GIVEN TASK –
Pictures do not belong in the copy; restate the records below word for word.
— BEGIN —
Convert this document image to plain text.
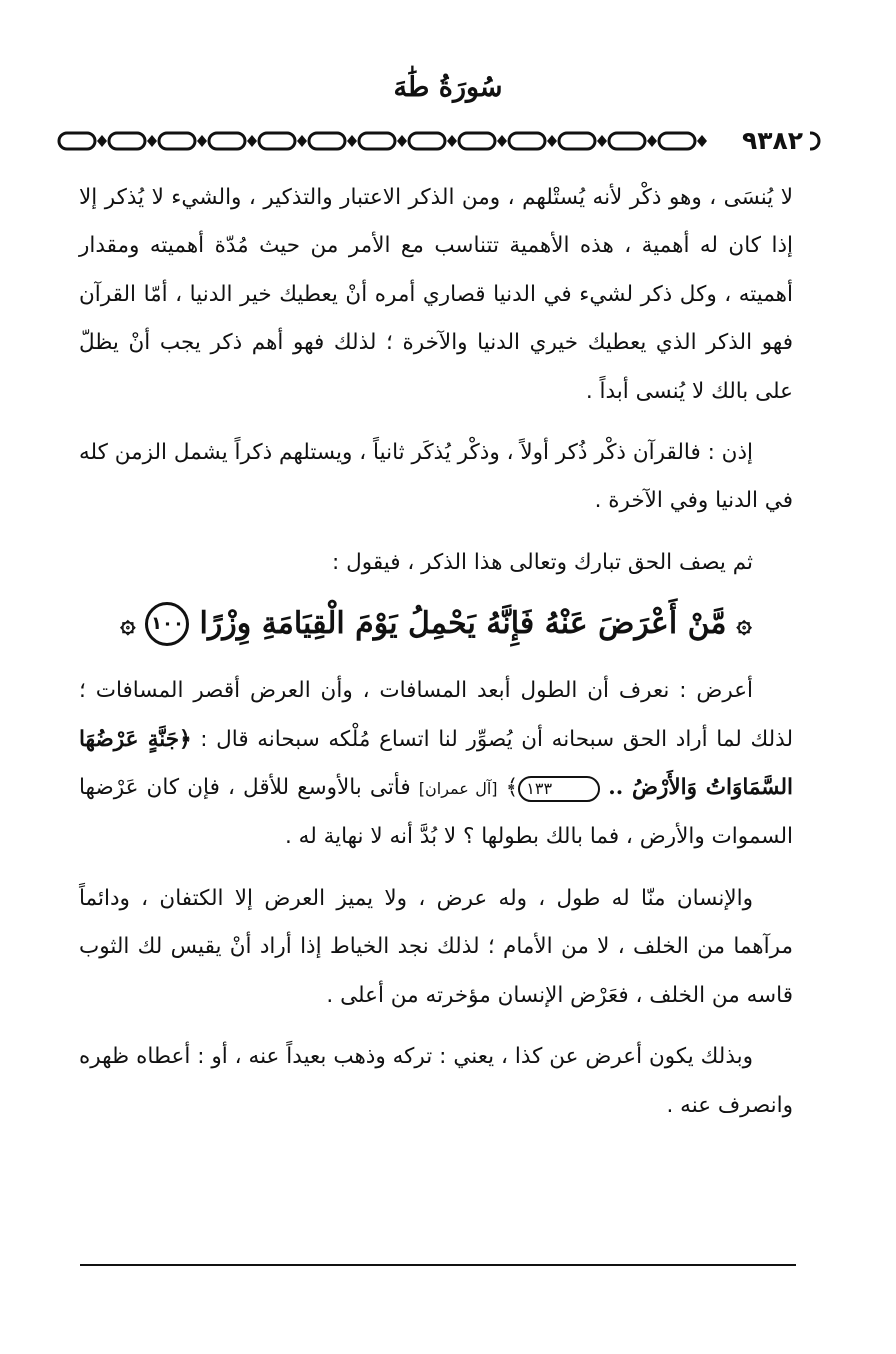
سُورَةُ طَٰهَ
٩٣٨٢

لا يُنسَى ، وهو ذكْر لأنه يُستْلهم ، ومن الذكر الاعتبار والتذكير ، والشيء لا يُذكر إلا إذا كان له أهمية ، هذه الأهمية تتناسب مع الأمر من حيث مُدّة أهميته ومقدار أهميته ، وكل ذكر لشيء في الدنيا قصاري أمره أنْ يعطيك خير الدنيا ، أمّا القرآن فهو الذكر الذي يعطيك خيري الدنيا والآخرة ؛ لذلك فهو أهم ذكر يجب أنْ يظلّ على بالك لا يُنسى أبداً .

إذن : فالقرآن ذكْر ذُكر أولاً ، وذكْر يُذكَر ثانياً ، ويستلهم ذكراً يشمل الزمن كله في الدنيا وفي الآخرة .

ثم يصف الحق تبارك وتعالى هذا الذكر ، فيقول :

۞
مَّنْ أَعْرَضَ عَنْهُ فَإِنَّهُ يَحْمِلُ يَوْمَ الْقِيَامَةِ وِزْرًا
١٠٠
۞

أعرض : نعرف أن الطول أبعد المسافات ، وأن العرض أقصر المسافات ؛ لذلك لما أراد الحق سبحانه أن يُصوِّر لنا اتساع مُلْكه سبحانه قال : ﴿جَنَّةٍ عَرْضُهَا السَّمَاوَاتُ وَالأَرْضُ .. ١٣٣﴾ [آل عمران] فأتى بالأوسع للأقل ، فإن كان عَرْضها السموات والأرض ، فما بالك بطولها ؟ لا بُدَّ أنه لا نهاية له .

والإنسان منّا له طول ، وله عرض ، ولا يميز العرض إلا الكتفان ، ودائماً مرآهما من الخلف ، لا من الأمام ؛ لذلك نجد الخياط إذا أراد أنْ يقيس لك الثوب قاسه من الخلف ، فعَرْض الإنسان مؤخرته من أعلى .

وبذلك يكون أعرض عن كذا ، يعني : تركه وذهب بعيداً عنه ، أو : أعطاه ظهره وانصرف عنه .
— END —
FULL ANSWER –
Convert this document image to plain text.
سُورَةُ طَٰهَ
٩٣٨٢

لا يُنسَى ، وهو ذكْر لأنه يُستْلهم ، ومن الذكر الاعتبار والتذكير ، والشيء لا يُذكر إلا إذا كان له أهمية ، هذه الأهمية تتناسب مع الأمر من حيث مُدّة أهميته ومقدار أهميته ، وكل ذكر لشيء في الدنيا قصاري أمره أنْ يعطيك خير الدنيا ، أمّا القرآن فهو الذكر الذي يعطيك خيري الدنيا والآخرة ؛ لذلك فهو أهم ذكر يجب أنْ يظلّ على بالك لا يُنسى أبداً .

إذن : فالقرآن ذكْر ذُكر أولاً ، وذكْر يُذكَر ثانياً ، ويستلهم ذكراً يشمل الزمن كله في الدنيا وفي الآخرة .

ثم يصف الحق تبارك وتعالى هذا الذكر ، فيقول :

۞
مَّنْ أَعْرَضَ عَنْهُ فَإِنَّهُ يَحْمِلُ يَوْمَ الْقِيَامَةِ وِزْرًا
١٠٠
۞

أعرض : نعرف أن الطول أبعد المسافات ، وأن العرض أقصر المسافات ؛ لذلك لما أراد الحق سبحانه أن يُصوِّر لنا اتساع مُلْكه سبحانه قال : ﴿جَنَّةٍ عَرْضُهَا السَّمَاوَاتُ وَالأَرْضُ .. ١٣٣﴾ [آل عمران] فأتى بالأوسع للأقل ، فإن كان عَرْضها السموات والأرض ، فما بالك بطولها ؟ لا بُدَّ أنه لا نهاية له .

والإنسان منّا له طول ، وله عرض ، ولا يميز العرض إلا الكتفان ، ودائماً مرآهما من الخلف ، لا من الأمام ؛ لذلك نجد الخياط إذا أراد أنْ يقيس لك الثوب قاسه من الخلف ، فعَرْض الإنسان مؤخرته من أعلى .

وبذلك يكون أعرض عن كذا ، يعني : تركه وذهب بعيداً عنه ، أو : أعطاه ظهره وانصرف عنه .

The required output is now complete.